**Task**
Pictures do not belong in your copy. Repeat all the other data exactly.

══ Dataset excerpts

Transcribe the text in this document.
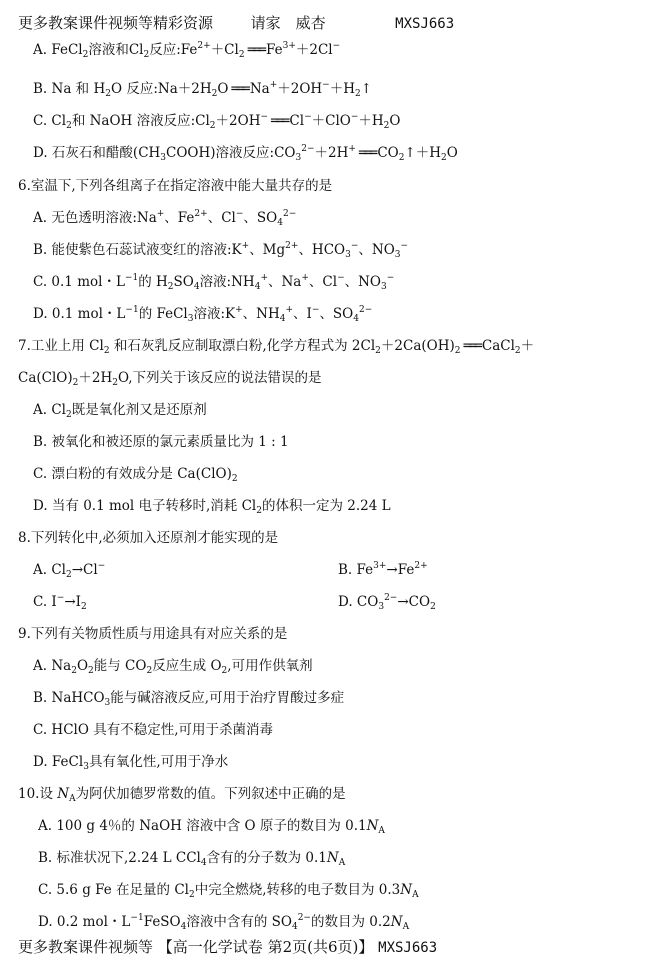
更多教案课件视频等精彩资源	请家　威杏	MXSJ663
A. FeCl$_2$溶液和$Cl_2$反应$:Fe^{2+}+Cl_2$ ═══ $Fe^{3+}+2Cl^-$
B. Na 和 $H_2O$ 反应$:Na+2H_2O$ ═══ $Na^++2OH^-+H_2↑$
C. $Cl_2$和 NaOH 溶液反应$:Cl_2+2OH^-$ ═══ $Cl^-+ClO^-+H_2O$
D. 石灰石和醋酸$(CH_3COOH)$溶液反应$:CO_3^{2-}+2H^+$ ═══ $CO_2↑+H_2O$
6.室温下,下列各组离子在指定溶液中能大量共存的是
A. 无色透明溶液:Na+、$Fe^{2+}$、Cl−、$SO_4^{2-}$
B. 能使紫色石蕊试液变红的溶液:K+、$Mg^{2+}$、$HCO_3^-$、$NO_3^-$
C. 0.1 mol・$L^{-1}$的 $H_2SO_4$溶液$:NH_4^+$、Na+、Cl−、$NO_3^-$
D. 0.1 mol・$L^{-1}$的 FeCl$_3$溶液:K+、$NH_4^+$、I−、$SO_4^{2-}$
7.工业上用 $Cl_2$ 和石灰乳反应制取漂白粉,化学方程式为 $2Cl_2+2Ca(OH)_2$ ═══ CaCl$_2$＋
$Ca(ClO)_2+2H_2O$,下列关于该反应的说法错误的是
A. $Cl_2$既是氧化剂又是还原剂
B. 被氧化和被还原的氯元素质量比为 1 : 1
C. 漂白粉的有效成分是 $Ca(ClO)_2$
D. 当有 0.1 mol 电子转移时,消耗 $Cl_2$的体积一定为 2.24 L
8.下列转化中,必须加入还原剂才能实现的是
A. $Cl_2\to Cl^-$	B. $Fe^{3+}\to Fe^{2+}$
C. $I^-\to I_2$	D. $CO_3^{2-}\to CO_2$
9.下列有关物质性质与用途具有对应关系的是
A. $Na_2O_2$能与 $CO_2$反应生成 $O_2$,可用作供氧剂
B. NaHCO$_3$能与碱溶液反应,可用于治疗胃酸过多症
C. HClO 具有不稳定性,可用于杀菌消毒
D. FeCl$_3$具有氧化性,可用于净水
10.设 $N_A$为阿伏加德罗常数的值。下列叙述中正确的是
A. 100 g 4％的 NaOH 溶液中含 O 原子的数目为 $0.1N_A$
B. 标准状况下,2.24 L CCl$_4$含有的分子数为 $0.1N_A$
C. 5.6 g Fe 在足量的 $Cl_2$中完全燃烧,转移的电子数目为 $0.3N_A$
D. 0.2 mol・$L^{-1}FeSO_4$溶液中含有的 $SO_4^{2-}$的数目为 $0.2N_A$
更多教案课件视频等 【高一化学试卷 第2页(共6页)】 MXSJ663
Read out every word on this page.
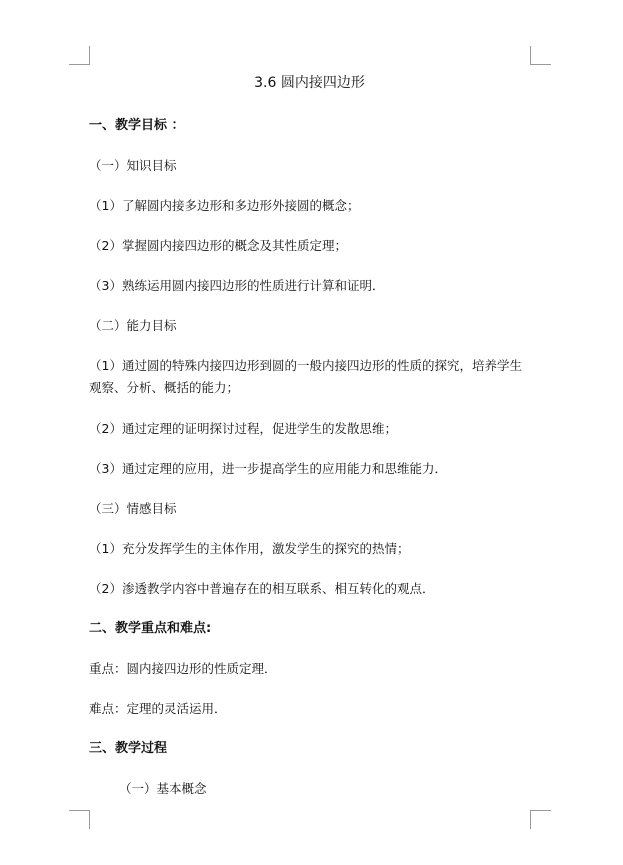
3.6 圆内接四边形
一、教学目标 ：
（一）知识目标
（1）了解圆内接多边形和多边形外接圆的概念；
（2）掌握圆内接四边形的概念及其性质定理；
（3）熟练运用圆内接四边形的性质进行计算和证明．
（二）能力目标
（1）通过圆的特殊内接四边形到圆的一般内接四边形的性质的探究，培养学生
观察、分析、概括的能力；
（2）通过定理的证明探讨过程，促进学生的发散思维；
（3）通过定理的应用，进一步提高学生的应用能力和思维能力．
（三）情感目标
（1）充分发挥学生的主体作用，激发学生的探究的热情；
（2）渗透教学内容中普遍存在的相互联系、相互转化的观点．
二、教学重点和难点:
重点：圆内接四边形的性质定理．
难点：定理的灵活运用．
三、教学过程
（一）基本概念
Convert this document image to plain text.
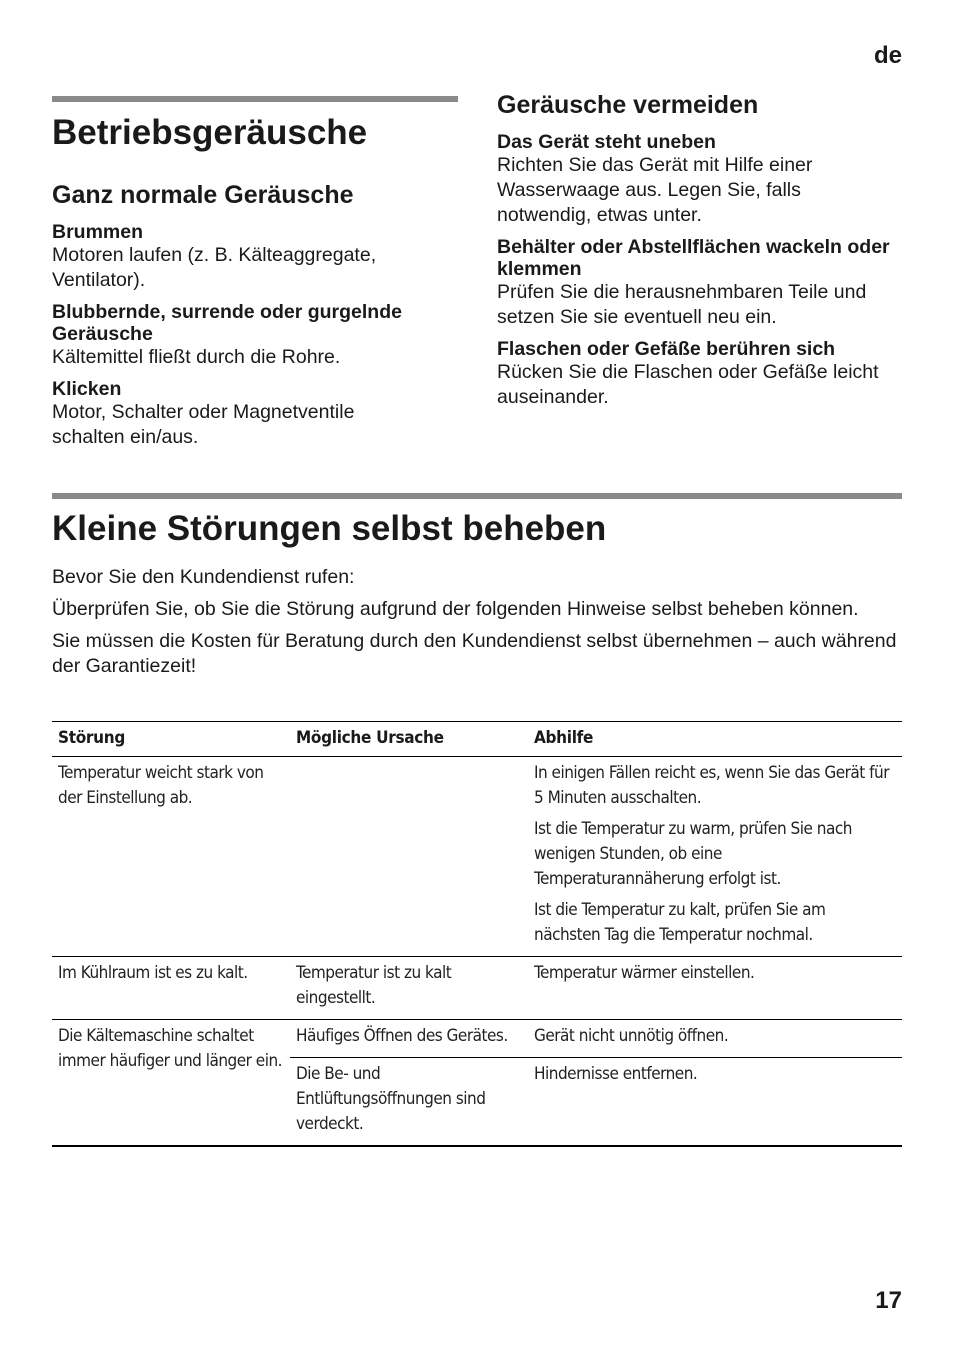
de
Betriebsgeräusche
Ganz normale Geräusche
Brummen
Motoren laufen (z. B. Kälteaggregate, Ventilator).
Blubbernde, surrende oder gurgelnde Geräusche
Kältemittel fließt durch die Rohre.
Klicken
Motor, Schalter oder Magnetventile schalten ein/aus.
Geräusche vermeiden
Das Gerät steht uneben
Richten Sie das Gerät mit Hilfe einer Wasserwaage aus. Legen Sie, falls notwendig, etwas unter.
Behälter oder Abstellflächen wackeln oder klemmen
Prüfen Sie die herausnehmbaren Teile und setzen Sie sie eventuell neu ein.
Flaschen oder Gefäße berühren sich
Rücken Sie die Flaschen oder Gefäße leicht auseinander.
Kleine Störungen selbst beheben

Bevor Sie den Kundendienst rufen:

Überprüfen Sie, ob Sie die Störung aufgrund der folgenden Hinweise selbst beheben können.

Sie müssen die Kosten für Beratung durch den Kundendienst selbst übernehmen – auch während der Garantiezeit!

Störung	Mögliche Ursache	Abhilfe
Temperatur weicht stark von der Einstellung ab.		In einigen Fällen reicht es, wenn Sie das Gerät für 5 Minuten ausschalten.

Ist die Temperatur zu warm, prüfen Sie nach wenigen Stunden, ob eine Temperaturannäherung erfolgt ist.

Ist die Temperatur zu kalt, prüfen Sie am nächsten Tag die Temperatur nochmal.

Im Kühlraum ist es zu kalt.	Temperatur ist zu kalt eingestellt.	Temperatur wärmer einstellen.
Die Kältemaschine schaltet immer häufiger und länger ein.	Häufiges Öffnen des Gerätes.	Gerät nicht unnötig öffnen.
	Die Be- und Entlüftungsöffnungen sind verdeckt.	Hindernisse entfernen.
17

════

**Answer to the problem**
Transcribe the text in this document.
更多教案课件视频等精彩资源	请家　威杏	MXSJ663
A. FeCl$_2$溶液和$Cl_2$反应$:Fe^{2+}+Cl_2$ ═══ $Fe^{3+}+2Cl^-$
B. Na 和 $H_2O$ 反应$:Na+2H_2O$ ═══ $Na^++2OH^-+H_2↑$
C. $Cl_2$和 NaOH 溶液反应$:Cl_2+2OH^-$ ═══ $Cl^-+ClO^-+H_2O$
D. 石灰石和醋酸$(CH_3COOH)$溶液反应$:CO_3^{2-}+2H^+$ ═══ $CO_2↑+H_2O$
6.室温下,下列各组离子在指定溶液中能大量共存的是
A. 无色透明溶液:Na+、$Fe^{2+}$、Cl−、$SO_4^{2-}$
B. 能使紫色石蕊试液变红的溶液:K+、$Mg^{2+}$、$HCO_3^-$、$NO_3^-$
C. 0.1 mol・$L^{-1}$的 $H_2SO_4$溶液$:NH_4^+$、Na+、Cl−、$NO_3^-$
D. 0.1 mol・$L^{-1}$的 FeCl$_3$溶液:K+、$NH_4^+$、I−、$SO_4^{2-}$
7.工业上用 $Cl_2$ 和石灰乳反应制取漂白粉,化学方程式为 $2Cl_2+2Ca(OH)_2$ ═══ CaCl$_2$＋
$Ca(ClO)_2+2H_2O$,下列关于该反应的说法错误的是
A. $Cl_2$既是氧化剂又是还原剂
B. 被氧化和被还原的氯元素质量比为 1 : 1
C. 漂白粉的有效成分是 $Ca(ClO)_2$
D. 当有 0.1 mol 电子转移时,消耗 $Cl_2$的体积一定为 2.24 L
8.下列转化中,必须加入还原剂才能实现的是
A. $Cl_2\to Cl^-$	B. $Fe^{3+}\to Fe^{2+}$
C. $I^-\to I_2$	D. $CO_3^{2-}\to CO_2$
9.下列有关物质性质与用途具有对应关系的是
A. $Na_2O_2$能与 $CO_2$反应生成 $O_2$,可用作供氧剂
B. NaHCO$_3$能与碱溶液反应,可用于治疗胃酸过多症
C. HClO 具有不稳定性,可用于杀菌消毒
D. FeCl$_3$具有氧化性,可用于净水
10.设 $N_A$为阿伏加德罗常数的值。下列叙述中正确的是
A. 100 g 4％的 NaOH 溶液中含 O 原子的数目为 $0.1N_A$
B. 标准状况下,2.24 L CCl$_4$含有的分子数为 $0.1N_A$
C. 5.6 g Fe 在足量的 $Cl_2$中完全燃烧,转移的电子数目为 $0.3N_A$
D. 0.2 mol・$L^{-1}FeSO_4$溶液中含有的 $SO_4^{2-}$的数目为 $0.2N_A$
更多教案课件视频等 【高一化学试卷 第2页(共6页)】 MXSJ663
Read out every word on this page.
3.6 圆内接四边形
一、教学目标 ：
（一）知识目标
（1）了解圆内接多边形和多边形外接圆的概念；
（2）掌握圆内接四边形的概念及其性质定理；
（3）熟练运用圆内接四边形的性质进行计算和证明．
（二）能力目标
（1）通过圆的特殊内接四边形到圆的一般内接四边形的性质的探究，培养学生
观察、分析、概括的能力；
（2）通过定理的证明探讨过程，促进学生的发散思维；
（3）通过定理的应用，进一步提高学生的应用能力和思维能力．
（三）情感目标
（1）充分发挥学生的主体作用，激发学生的探究的热情；
（2）渗透教学内容中普遍存在的相互联系、相互转化的观点．
二、教学重点和难点:
重点：圆内接四边形的性质定理．
难点：定理的灵活运用．
三、教学过程
（一）基本概念
Convert this document image to plain text.
de
Betriebsgeräusche
Ganz normale Geräusche
Brummen
Motoren laufen (z. B. Kälteaggregate, Ventilator).
Blubbernde, surrende oder gurgelnde Geräusche
Kältemittel fließt durch die Rohre.
Klicken
Motor, Schalter oder Magnetventile schalten ein/aus.
Geräusche vermeiden
Das Gerät steht uneben
Richten Sie das Gerät mit Hilfe einer Wasserwaage aus. Legen Sie, falls notwendig, etwas unter.
Behälter oder Abstellflächen wackeln oder klemmen
Prüfen Sie die herausnehmbaren Teile und setzen Sie sie eventuell neu ein.
Flaschen oder Gefäße berühren sich
Rücken Sie die Flaschen oder Gefäße leicht auseinander.
Kleine Störungen selbst beheben

Bevor Sie den Kundendienst rufen:

Überprüfen Sie, ob Sie die Störung aufgrund der folgenden Hinweise selbst beheben können.

Sie müssen die Kosten für Beratung durch den Kundendienst selbst übernehmen – auch während der Garantiezeit!

Störung	Mögliche Ursache	Abhilfe
Temperatur weicht stark von der Einstellung ab.		In einigen Fällen reicht es, wenn Sie das Gerät für 5 Minuten ausschalten.

Ist die Temperatur zu warm, prüfen Sie nach wenigen Stunden, ob eine Temperaturannäherung erfolgt ist.

Ist die Temperatur zu kalt, prüfen Sie am nächsten Tag die Temperatur nochmal.

Im Kühlraum ist es zu kalt.	Temperatur ist zu kalt eingestellt.	Temperatur wärmer einstellen.
Die Kältemaschine schaltet immer häufiger und länger ein.	Häufiges Öffnen des Gerätes.	Gerät nicht unnötig öffnen.
	Die Be- und Entlüftungsöffnungen sind verdeckt.	Hindernisse entfernen.
17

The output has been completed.